#### [Instructions for the task]
Take the line containing "Read this page and output its text content." and every line after it in the data below, and print them exactly as given, with nothing else.

#### [Stored records]
════════════════════
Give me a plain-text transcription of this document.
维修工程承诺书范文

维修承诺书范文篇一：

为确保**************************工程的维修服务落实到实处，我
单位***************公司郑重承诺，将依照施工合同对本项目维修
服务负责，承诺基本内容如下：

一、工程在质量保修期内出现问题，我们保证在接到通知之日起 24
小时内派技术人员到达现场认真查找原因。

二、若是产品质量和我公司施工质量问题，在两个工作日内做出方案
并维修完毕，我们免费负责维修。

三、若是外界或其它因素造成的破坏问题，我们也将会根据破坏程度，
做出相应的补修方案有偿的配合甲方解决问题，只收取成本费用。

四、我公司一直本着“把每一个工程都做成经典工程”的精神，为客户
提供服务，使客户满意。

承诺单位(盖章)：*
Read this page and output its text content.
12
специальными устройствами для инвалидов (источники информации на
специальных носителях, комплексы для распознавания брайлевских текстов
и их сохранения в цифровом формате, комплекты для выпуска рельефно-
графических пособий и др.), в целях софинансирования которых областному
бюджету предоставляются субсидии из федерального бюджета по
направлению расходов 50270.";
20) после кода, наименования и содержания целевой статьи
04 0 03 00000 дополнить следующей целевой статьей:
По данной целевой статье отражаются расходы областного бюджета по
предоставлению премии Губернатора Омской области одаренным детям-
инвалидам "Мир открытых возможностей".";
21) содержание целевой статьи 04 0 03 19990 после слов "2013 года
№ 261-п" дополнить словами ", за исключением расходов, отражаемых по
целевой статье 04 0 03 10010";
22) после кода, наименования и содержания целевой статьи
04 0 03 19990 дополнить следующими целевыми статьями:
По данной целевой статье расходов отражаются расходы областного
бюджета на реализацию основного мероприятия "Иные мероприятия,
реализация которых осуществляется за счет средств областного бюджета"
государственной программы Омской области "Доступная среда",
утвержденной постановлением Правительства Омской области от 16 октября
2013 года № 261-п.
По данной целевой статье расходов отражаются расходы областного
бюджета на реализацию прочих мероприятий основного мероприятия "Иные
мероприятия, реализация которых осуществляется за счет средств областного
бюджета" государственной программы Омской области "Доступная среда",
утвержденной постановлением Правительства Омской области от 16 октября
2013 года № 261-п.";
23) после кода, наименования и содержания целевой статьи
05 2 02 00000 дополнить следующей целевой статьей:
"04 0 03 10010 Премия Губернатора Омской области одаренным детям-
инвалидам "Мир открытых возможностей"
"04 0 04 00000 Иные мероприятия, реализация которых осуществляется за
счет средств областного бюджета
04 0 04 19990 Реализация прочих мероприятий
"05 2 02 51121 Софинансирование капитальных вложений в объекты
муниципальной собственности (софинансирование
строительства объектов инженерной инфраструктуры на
════════════════════
#### [Task result]
Read this page and output its text content.
12
специальными устройствами для инвалидов (источники информации на
специальных носителях, комплексы для распознавания брайлевских текстов
и их сохранения в цифровом формате, комплекты для выпуска рельефно-
графических пособий и др.), в целях софинансирования которых областному
бюджету предоставляются субсидии из федерального бюджета по
направлению расходов 50270.";
20) после кода, наименования и содержания целевой статьи
04 0 03 00000 дополнить следующей целевой статьей:
По данной целевой статье отражаются расходы областного бюджета по
предоставлению премии Губернатора Омской области одаренным детям-
инвалидам "Мир открытых возможностей".";
21) содержание целевой статьи 04 0 03 19990 после слов "2013 года
№ 261-п" дополнить словами ", за исключением расходов, отражаемых по
целевой статье 04 0 03 10010";
22) после кода, наименования и содержания целевой статьи
04 0 03 19990 дополнить следующими целевыми статьями:
По данной целевой статье расходов отражаются расходы областного
бюджета на реализацию основного мероприятия "Иные мероприятия,
реализация которых осуществляется за счет средств областного бюджета"
государственной программы Омской области "Доступная среда",
утвержденной постановлением Правительства Омской области от 16 октября
2013 года № 261-п.
По данной целевой статье расходов отражаются расходы областного
бюджета на реализацию прочих мероприятий основного мероприятия "Иные
мероприятия, реализация которых осуществляется за счет средств областного
бюджета" государственной программы Омской области "Доступная среда",
утвержденной постановлением Правительства Омской области от 16 октября
2013 года № 261-п.";
23) после кода, наименования и содержания целевой статьи
05 2 02 00000 дополнить следующей целевой статьей:
"04 0 03 10010 Премия Губернатора Омской области одаренным детям-
инвалидам "Мир открытых возможностей"
"04 0 04 00000 Иные мероприятия, реализация которых осуществляется за
счет средств областного бюджета
04 0 04 19990 Реализация прочих мероприятий
"05 2 02 51121 Софинансирование капитальных вложений в объекты
муниципальной собственности (софинансирование
строительства объектов инженерной инфраструктуры на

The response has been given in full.